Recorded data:
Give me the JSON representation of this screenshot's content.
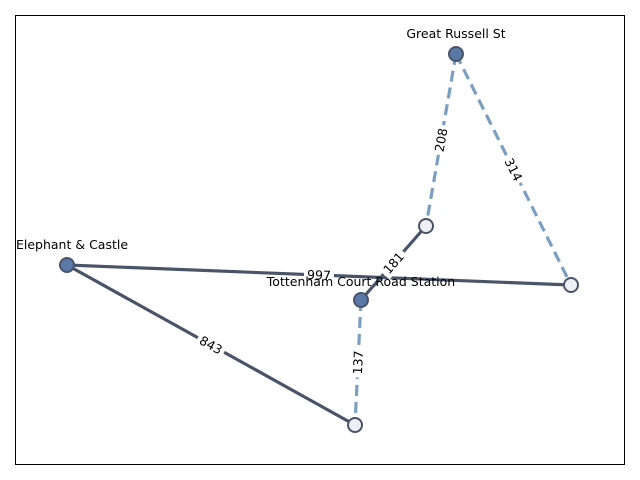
{
  "nodes": [
    {
      "id": "gr",
      "label": "Great Russell St",
      "style": "filled"
    },
    {
      "id": "n1",
      "label": "",
      "style": "hollow"
    },
    {
      "id": "n2",
      "label": "",
      "style": "hollow"
    },
    {
      "id": "ec",
      "label": "Elephant & Castle",
      "style": "filled"
    },
    {
      "id": "tcr",
      "label": "Tottenham Court Road Station",
      "style": "filled"
    },
    {
      "id": "n3",
      "label": "",
      "style": "hollow"
    }
  ],
  "edges": [
    {
      "from": "ec",
      "to": "n2",
      "weight": "997",
      "style": "solid"
    },
    {
      "from": "ec",
      "to": "n3",
      "weight": "843",
      "style": "solid"
    },
    {
      "from": "tcr",
      "to": "n1",
      "weight": "181",
      "style": "solid"
    },
    {
      "from": "gr",
      "to": "n1",
      "weight": "208",
      "style": "dashed"
    },
    {
      "from": "gr",
      "to": "n2",
      "weight": "314",
      "style": "dashed"
    },
    {
      "from": "tcr",
      "to": "n3",
      "weight": "137",
      "style": "dashed"
    }
  ]
}
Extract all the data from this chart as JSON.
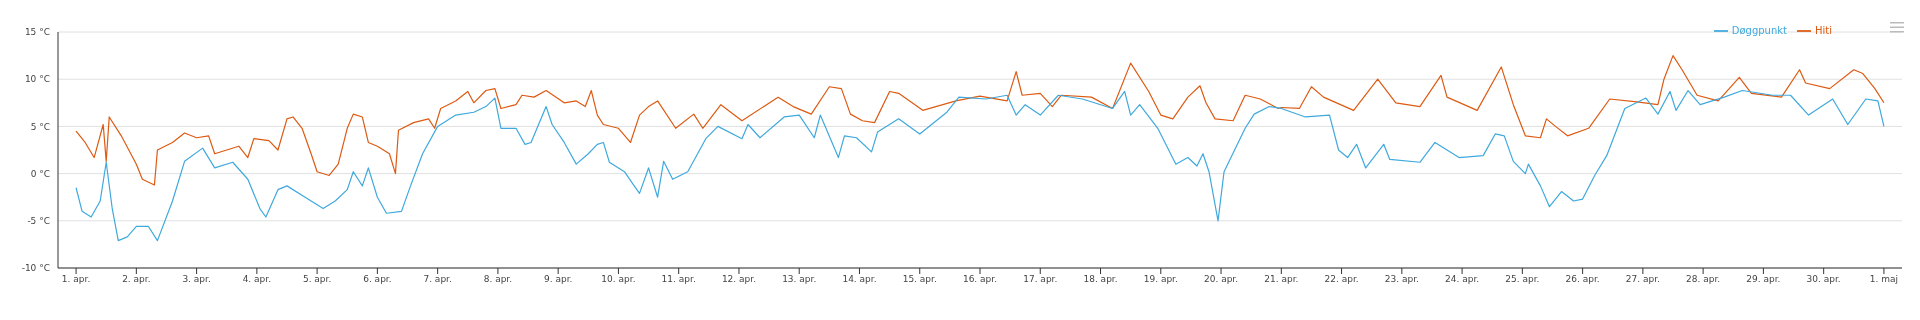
{
  "chart_data": {
    "type": "line",
    "ylim": [
      -10,
      15
    ],
    "yticks": [
      {
        "value": -10,
        "label": "-10 °C"
      },
      {
        "value": -5,
        "label": "-5 °C"
      },
      {
        "value": 0,
        "label": "0 °C"
      },
      {
        "value": 5,
        "label": "5 °C"
      },
      {
        "value": 10,
        "label": "10 °C"
      },
      {
        "value": 15,
        "label": "15 °C"
      }
    ],
    "xlim": [
      "--03-31T16:48",
      "--05-01T07:12"
    ],
    "xticks": [
      {
        "value": "--04-01",
        "label": "1. apr."
      },
      {
        "value": "--04-02",
        "label": "2. apr."
      },
      {
        "value": "--04-03",
        "label": "3. apr."
      },
      {
        "value": "--04-04",
        "label": "4. apr."
      },
      {
        "value": "--04-05",
        "label": "5. apr."
      },
      {
        "value": "--04-06",
        "label": "6. apr."
      },
      {
        "value": "--04-07",
        "label": "7. apr."
      },
      {
        "value": "--04-08",
        "label": "8. apr."
      },
      {
        "value": "--04-09",
        "label": "9. apr."
      },
      {
        "value": "--04-10",
        "label": "10. apr."
      },
      {
        "value": "--04-11",
        "label": "11. apr."
      },
      {
        "value": "--04-12",
        "label": "12. apr."
      },
      {
        "value": "--04-13",
        "label": "13. apr."
      },
      {
        "value": "--04-14",
        "label": "14. apr."
      },
      {
        "value": "--04-15",
        "label": "15. apr."
      },
      {
        "value": "--04-16",
        "label": "16. apr."
      },
      {
        "value": "--04-17",
        "label": "17. apr."
      },
      {
        "value": "--04-18",
        "label": "18. apr."
      },
      {
        "value": "--04-19",
        "label": "19. apr."
      },
      {
        "value": "--04-20",
        "label": "20. apr."
      },
      {
        "value": "--04-21",
        "label": "21. apr."
      },
      {
        "value": "--04-22",
        "label": "22. apr."
      },
      {
        "value": "--04-23",
        "label": "23. apr."
      },
      {
        "value": "--04-24",
        "label": "24. apr."
      },
      {
        "value": "--04-25",
        "label": "25. apr."
      },
      {
        "value": "--04-26",
        "label": "26. apr."
      },
      {
        "value": "--04-27",
        "label": "27. apr."
      },
      {
        "value": "--04-28",
        "label": "28. apr."
      },
      {
        "value": "--04-29",
        "label": "29. apr."
      },
      {
        "value": "--04-30",
        "label": "30. apr."
      },
      {
        "value": "--05-01",
        "label": "1. maj"
      }
    ],
    "grid": "y",
    "legend": "top right",
    "marker": "none",
    "line_style": "solid",
    "series": [
      {
        "name": "Hiti",
        "color": "#dd5a12",
        "x": [
          "--04-01T00:00",
          "--04-01T03:36",
          "--04-01T07:12",
          "--04-01T10:48",
          "--04-01T12:00",
          "--04-01T13:12",
          "--04-01T18:00",
          "--04-02T00:00",
          "--04-02T02:24",
          "--04-02T07:12",
          "--04-02T08:24",
          "--04-02T14:24",
          "--04-02T19:12",
          "--04-03T00:00",
          "--04-03T04:48",
          "--04-03T07:12",
          "--04-03T12:00",
          "--04-03T16:48",
          "--04-03T20:24",
          "--04-03T22:48",
          "--04-04T04:48",
          "--04-04T08:24",
          "--04-04T12:00",
          "--04-04T14:24",
          "--04-04T18:00",
          "--04-04T21:36",
          "--04-05T00:00",
          "--04-05T04:48",
          "--04-05T08:24",
          "--04-05T12:00",
          "--04-05T14:24",
          "--04-05T18:00",
          "--04-05T20:24",
          "--04-06T00:00",
          "--04-06T04:48",
          "--04-06T07:12",
          "--04-06T08:24",
          "--04-06T14:24",
          "--04-06T20:24",
          "--04-06T22:48",
          "--04-07T01:12",
          "--04-07T07:12",
          "--04-07T12:00",
          "--04-07T14:24",
          "--04-07T19:12",
          "--04-07T22:48",
          "--04-08T01:12",
          "--04-08T07:12",
          "--04-08T09:36",
          "--04-08T14:24",
          "--04-08T19:12",
          "--04-09T02:24",
          "--04-09T07:12",
          "--04-09T10:48",
          "--04-09T13:12",
          "--04-09T15:36",
          "--04-09T18:00",
          "--04-10T00:00",
          "--04-10T04:48",
          "--04-10T08:24",
          "--04-10T12:00",
          "--04-10T15:36",
          "--04-10T22:48",
          "--04-11T06:00",
          "--04-11T09:36",
          "--04-11T16:48",
          "--04-12T01:12",
          "--04-12T15:36",
          "--04-12T21:36",
          "--04-13T04:48",
          "--04-13T12:00",
          "--04-13T16:48",
          "--04-13T20:24",
          "--04-14T01:12",
          "--04-14T06:00",
          "--04-14T12:00",
          "--04-14T15:36",
          "--04-15T01:12",
          "--04-15T14:24",
          "--04-16T00:00",
          "--04-16T10:48",
          "--04-16T14:24",
          "--04-16T16:48",
          "--04-17T00:00",
          "--04-17T04:48",
          "--04-17T08:24",
          "--04-17T20:24",
          "--04-18T04:48",
          "--04-18T12:00",
          "--04-18T19:12",
          "--04-19T00:00",
          "--04-19T04:48",
          "--04-19T10:48",
          "--04-19T15:36",
          "--04-19T18:00",
          "--04-19T21:36",
          "--04-20T04:48",
          "--04-20T09:36",
          "--04-20T15:36",
          "--04-20T22:48",
          "--04-21T00:00",
          "--04-21T07:12",
          "--04-21T12:00",
          "--04-21T16:48",
          "--04-22T04:48",
          "--04-22T14:24",
          "--04-22T21:36",
          "--04-23T07:12",
          "--04-23T15:36",
          "--04-23T18:00",
          "--04-24T06:00",
          "--04-24T15:36",
          "--04-24T20:24",
          "--04-25T01:12",
          "--04-25T07:12",
          "--04-25T09:36",
          "--04-25T13:12",
          "--04-25T18:00",
          "--04-26T02:24",
          "--04-26T10:48",
          "--04-26T21:36",
          "--04-27T06:00",
          "--04-27T08:24",
          "--04-27T12:00",
          "--04-27T15:36",
          "--04-27T21:36",
          "--04-28T06:00",
          "--04-28T14:24",
          "--04-28T19:12",
          "--04-29T07:12",
          "--04-29T14:24",
          "--04-29T16:48",
          "--04-30T02:24",
          "--04-30T12:00",
          "--04-30T15:36",
          "--04-30T20:24",
          "--05-01T00:00"
        ],
        "values": [
          4.5,
          3.3,
          1.7,
          5.2,
          1.3,
          6.0,
          4.0,
          1.0,
          -0.6,
          -1.2,
          2.5,
          3.3,
          4.3,
          3.8,
          4.0,
          2.1,
          2.5,
          2.9,
          1.7,
          3.7,
          3.5,
          2.5,
          5.8,
          6.0,
          4.8,
          2.1,
          0.2,
          -0.2,
          1.0,
          4.8,
          6.3,
          6.0,
          3.3,
          2.9,
          2.1,
          0,
          4.6,
          5.4,
          5.8,
          4.8,
          6.9,
          7.7,
          8.7,
          7.5,
          8.8,
          9.0,
          6.9,
          7.3,
          8.3,
          8.1,
          8.8,
          7.5,
          7.7,
          7.1,
          8.8,
          6.2,
          5.2,
          4.8,
          3.3,
          6.2,
          7.1,
          7.7,
          4.8,
          6.3,
          4.8,
          7.3,
          5.6,
          8.1,
          7.1,
          6.3,
          9.2,
          9.0,
          6.3,
          5.6,
          5.4,
          8.7,
          8.5,
          6.7,
          7.7,
          8.2,
          7.7,
          10.8,
          8.3,
          8.5,
          7.1,
          8.3,
          8.1,
          6.9,
          11.7,
          8.7,
          6.2,
          5.8,
          8.1,
          9.3,
          7.5,
          5.8,
          5.6,
          8.3,
          7.9,
          6.9,
          7.0,
          6.9,
          9.2,
          8.1,
          6.7,
          10.0,
          7.5,
          7.1,
          10.4,
          8.1,
          6.7,
          11.3,
          7.3,
          4.0,
          3.8,
          5.8,
          5.0,
          4.0,
          4.8,
          7.9,
          7.6,
          7.3,
          10.0,
          12.5,
          11.0,
          8.3,
          7.7,
          10.2,
          8.5,
          8.1,
          11.0,
          9.6,
          9.0,
          11.0,
          10.6,
          9.0,
          7.5
        ]
      },
      {
        "name": "Døggpunkt",
        "color": "#3fa9dd",
        "x": [
          "--04-01T00:00",
          "--04-01T02:24",
          "--04-01T06:00",
          "--04-01T09:36",
          "--04-01T12:00",
          "--04-01T14:24",
          "--04-01T16:48",
          "--04-01T20:24",
          "--04-02T00:00",
          "--04-02T04:48",
          "--04-02T08:24",
          "--04-02T14:24",
          "--04-02T19:12",
          "--04-03T02:24",
          "--04-03T07:12",
          "--04-03T14:24",
          "--04-03T20:24",
          "--04-04T01:12",
          "--04-04T03:36",
          "--04-04T08:24",
          "--04-04T12:00",
          "--04-04T19:12",
          "--04-05T02:24",
          "--04-05T07:12",
          "--04-05T12:00",
          "--04-05T14:24",
          "--04-05T18:00",
          "--04-05T20:24",
          "--04-06T00:00",
          "--04-06T03:36",
          "--04-06T09:36",
          "--04-06T13:12",
          "--04-06T18:00",
          "--04-07T00:00",
          "--04-07T07:12",
          "--04-07T14:24",
          "--04-07T19:12",
          "--04-07T22:48",
          "--04-08T01:12",
          "--04-08T07:12",
          "--04-08T10:48",
          "--04-08T13:12",
          "--04-08T19:12",
          "--04-08T21:36",
          "--04-09T02:24",
          "--04-09T07:12",
          "--04-09T12:00",
          "--04-09T15:36",
          "--04-09T18:00",
          "--04-09T20:24",
          "--04-10T02:24",
          "--04-10T06:00",
          "--04-10T08:24",
          "--04-10T12:00",
          "--04-10T15:36",
          "--04-10T18:00",
          "--04-10T21:36",
          "--04-11T03:36",
          "--04-11T10:48",
          "--04-11T15:36",
          "--04-12T01:12",
          "--04-12T03:36",
          "--04-12T08:24",
          "--04-12T18:00",
          "--04-13T00:00",
          "--04-13T06:00",
          "--04-13T08:24",
          "--04-13T15:36",
          "--04-13T18:00",
          "--04-13T22:48",
          "--04-14T04:48",
          "--04-14T07:12",
          "--04-14T15:36",
          "--04-15T00:00",
          "--04-15T10:48",
          "--04-15T15:36",
          "--04-16T02:24",
          "--04-16T10:48",
          "--04-16T14:24",
          "--04-16T18:00",
          "--04-17T00:00",
          "--04-17T07:12",
          "--04-17T16:48",
          "--04-18T04:48",
          "--04-18T09:36",
          "--04-18T12:00",
          "--04-18T15:36",
          "--04-18T22:48",
          "--04-19T06:00",
          "--04-19T10:48",
          "--04-19T14:24",
          "--04-19T16:48",
          "--04-19T19:12",
          "--04-19T22:48",
          "--04-20T01:12",
          "--04-20T09:36",
          "--04-20T13:12",
          "--04-20T19:12",
          "--04-21T00:00",
          "--04-21T09:36",
          "--04-21T19:12",
          "--04-21T22:48",
          "--04-22T02:24",
          "--04-22T06:00",
          "--04-22T09:36",
          "--04-22T16:48",
          "--04-22T19:12",
          "--04-23T07:12",
          "--04-23T13:12",
          "--04-23T22:48",
          "--04-24T08:24",
          "--04-24T13:12",
          "--04-24T16:48",
          "--04-24T20:24",
          "--04-25T01:12",
          "--04-25T02:24",
          "--04-25T07:12",
          "--04-25T10:48",
          "--04-25T15:36",
          "--04-25T20:24",
          "--04-26T00:00",
          "--04-26T04:48",
          "--04-26T09:36",
          "--04-26T16:48",
          "--04-27T01:12",
          "--04-27T06:00",
          "--04-27T10:48",
          "--04-27T13:12",
          "--04-27T18:00",
          "--04-27T22:48",
          "--04-28T08:24",
          "--04-28T15:36",
          "--04-29T03:36",
          "--04-29T10:48",
          "--04-29T18:00",
          "--04-30T03:36",
          "--04-30T09:36",
          "--04-30T16:48",
          "--04-30T21:36",
          "--05-01T00:00"
        ],
        "values": [
          -1.5,
          -4.0,
          -4.6,
          -2.9,
          1.2,
          -3.7,
          -7.1,
          -6.7,
          -5.6,
          -5.6,
          -7.1,
          -2.9,
          1.3,
          2.7,
          0.6,
          1.2,
          -0.6,
          -3.7,
          -4.6,
          -1.7,
          -1.3,
          -2.5,
          -3.7,
          -2.9,
          -1.7,
          0.2,
          -1.3,
          0.6,
          -2.5,
          -4.2,
          -4.0,
          -1.3,
          2.1,
          5.0,
          6.2,
          6.5,
          7.1,
          8.0,
          4.8,
          4.8,
          3.1,
          3.3,
          7.1,
          5.2,
          3.3,
          1.0,
          2.1,
          3.1,
          3.3,
          1.2,
          0.2,
          -1.2,
          -2.1,
          0.6,
          -2.5,
          1.3,
          -0.6,
          0.2,
          3.7,
          5.0,
          3.7,
          5.2,
          3.8,
          6.0,
          6.2,
          3.8,
          6.2,
          1.7,
          4.0,
          3.8,
          2.3,
          4.4,
          5.8,
          4.2,
          6.5,
          8.1,
          7.9,
          8.3,
          6.2,
          7.3,
          6.2,
          8.3,
          7.9,
          6.9,
          8.7,
          6.2,
          7.3,
          4.8,
          1.0,
          1.7,
          0.8,
          2.1,
          0.2,
          -5.0,
          0.2,
          4.8,
          6.3,
          7.1,
          6.9,
          6.0,
          6.2,
          2.5,
          1.7,
          3.1,
          0.6,
          3.1,
          1.5,
          1.2,
          3.3,
          1.7,
          1.9,
          4.2,
          4.0,
          1.3,
          0,
          1.0,
          -1.3,
          -3.5,
          -1.9,
          -2.9,
          -2.7,
          -0.2,
          1.9,
          6.9,
          8.0,
          6.3,
          8.7,
          6.7,
          8.8,
          7.3,
          8.1,
          8.8,
          8.3,
          8.3,
          6.2,
          7.9,
          5.2,
          7.9,
          7.7,
          5.0
        ]
      }
    ]
  }
}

REQUIREMENTS ▸ From the data above, show each line that contains "JSON".

TASK ANSWER ▸
Give me the JSON representation of this screenshot's content.
Extract all the data from this chart as JSON.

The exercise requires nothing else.